> About this exercise
Every line of the records below that holds the word "sitt" belongs in the answer.

Segment Open

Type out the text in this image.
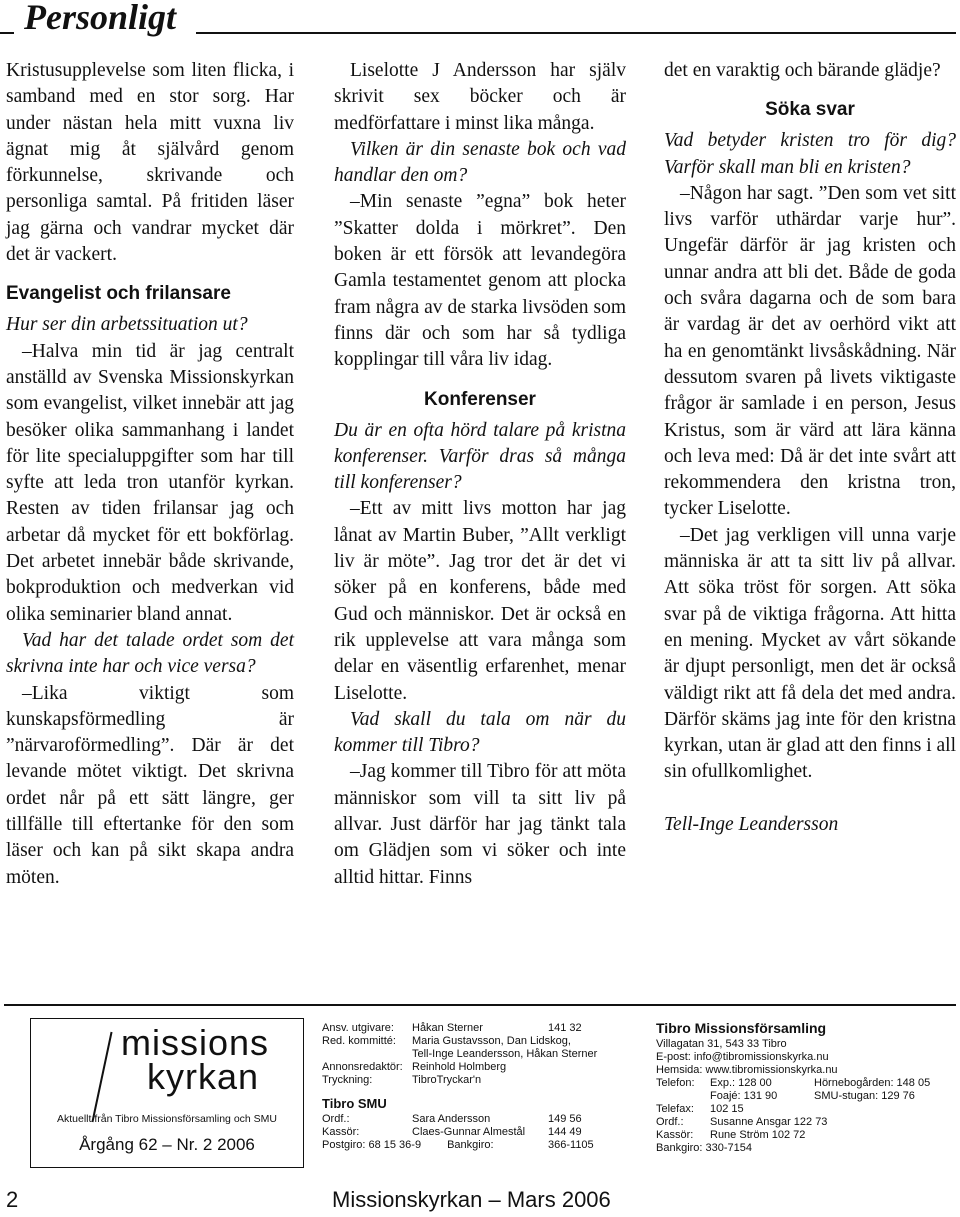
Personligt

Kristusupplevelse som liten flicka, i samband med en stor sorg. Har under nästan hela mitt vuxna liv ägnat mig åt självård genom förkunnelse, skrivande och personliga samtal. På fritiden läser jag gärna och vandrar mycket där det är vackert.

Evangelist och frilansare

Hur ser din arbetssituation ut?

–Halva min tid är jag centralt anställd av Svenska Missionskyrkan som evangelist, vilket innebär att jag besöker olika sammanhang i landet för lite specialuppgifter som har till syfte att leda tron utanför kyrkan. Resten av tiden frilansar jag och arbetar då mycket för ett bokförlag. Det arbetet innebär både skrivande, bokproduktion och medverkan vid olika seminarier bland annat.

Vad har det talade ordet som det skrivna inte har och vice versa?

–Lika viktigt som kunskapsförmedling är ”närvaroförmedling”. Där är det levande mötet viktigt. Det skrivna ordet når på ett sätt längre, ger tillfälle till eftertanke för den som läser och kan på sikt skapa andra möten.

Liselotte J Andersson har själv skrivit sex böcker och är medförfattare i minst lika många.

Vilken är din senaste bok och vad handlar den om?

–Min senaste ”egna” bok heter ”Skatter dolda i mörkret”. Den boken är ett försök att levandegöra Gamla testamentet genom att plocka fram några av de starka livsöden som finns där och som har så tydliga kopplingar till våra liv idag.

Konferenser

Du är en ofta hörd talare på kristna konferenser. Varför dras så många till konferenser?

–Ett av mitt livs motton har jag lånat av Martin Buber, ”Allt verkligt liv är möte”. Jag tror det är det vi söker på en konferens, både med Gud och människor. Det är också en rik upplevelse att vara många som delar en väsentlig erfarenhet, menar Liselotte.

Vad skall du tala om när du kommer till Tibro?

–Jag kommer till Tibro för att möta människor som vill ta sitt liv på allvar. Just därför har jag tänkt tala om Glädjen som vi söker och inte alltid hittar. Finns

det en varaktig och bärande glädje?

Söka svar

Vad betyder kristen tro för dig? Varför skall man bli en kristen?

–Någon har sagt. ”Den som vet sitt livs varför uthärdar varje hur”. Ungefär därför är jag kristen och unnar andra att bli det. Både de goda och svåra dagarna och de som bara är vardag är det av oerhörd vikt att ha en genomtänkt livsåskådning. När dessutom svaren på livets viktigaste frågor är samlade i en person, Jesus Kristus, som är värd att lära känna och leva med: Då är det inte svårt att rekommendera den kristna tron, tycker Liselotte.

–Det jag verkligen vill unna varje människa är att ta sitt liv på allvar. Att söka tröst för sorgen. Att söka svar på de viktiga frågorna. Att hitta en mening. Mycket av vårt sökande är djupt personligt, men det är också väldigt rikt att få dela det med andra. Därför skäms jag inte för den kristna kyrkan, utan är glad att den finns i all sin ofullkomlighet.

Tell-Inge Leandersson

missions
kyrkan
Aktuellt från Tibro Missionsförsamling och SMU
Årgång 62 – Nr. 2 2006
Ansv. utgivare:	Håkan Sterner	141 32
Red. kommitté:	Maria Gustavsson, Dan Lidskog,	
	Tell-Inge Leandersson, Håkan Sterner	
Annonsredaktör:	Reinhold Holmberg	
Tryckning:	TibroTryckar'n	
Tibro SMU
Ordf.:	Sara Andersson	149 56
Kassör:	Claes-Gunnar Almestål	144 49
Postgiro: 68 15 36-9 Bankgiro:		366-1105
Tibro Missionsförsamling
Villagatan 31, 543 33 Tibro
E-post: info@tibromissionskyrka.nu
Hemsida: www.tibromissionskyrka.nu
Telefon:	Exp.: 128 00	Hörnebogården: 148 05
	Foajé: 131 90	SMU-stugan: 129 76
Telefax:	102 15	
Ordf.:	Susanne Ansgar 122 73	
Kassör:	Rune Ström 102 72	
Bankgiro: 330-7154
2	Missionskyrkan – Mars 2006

Segment Closed

> Answer to the problem
–Jag kommer till Tibro för att möta människor som vill ta sitt liv på allvar. Just därför har jag tänkt tala om Glädjen som vi söker och inte alltid hittar. Finns
–Någon har sagt. ”Den som vet sitt livs varför uthärdar varje hur”. Ungefär därför är jag kristen och unnar andra att bli det. Både de goda och svåra dagarna och de som bara är vardag är det av oerhörd vikt att ha en genomtänkt livsåskådning. När dessutom svaren på livets viktigaste frågor är samlade i en person, Jesus Kristus, som är värd att lära känna och leva med: Då är det inte svårt att rekommendera den kristna tron, tycker Liselotte.
–Det jag verkligen vill unna varje människa är att ta sitt liv på allvar. Att söka tröst för sorgen. Att söka svar på de viktiga frågorna. Att hitta en mening. Mycket av vårt sökande är djupt personligt, men det är också väldigt rikt att få dela det med andra. Därför skäms jag inte för den kristna kyrkan, utan är glad att den finns i all sin ofullkomlighet.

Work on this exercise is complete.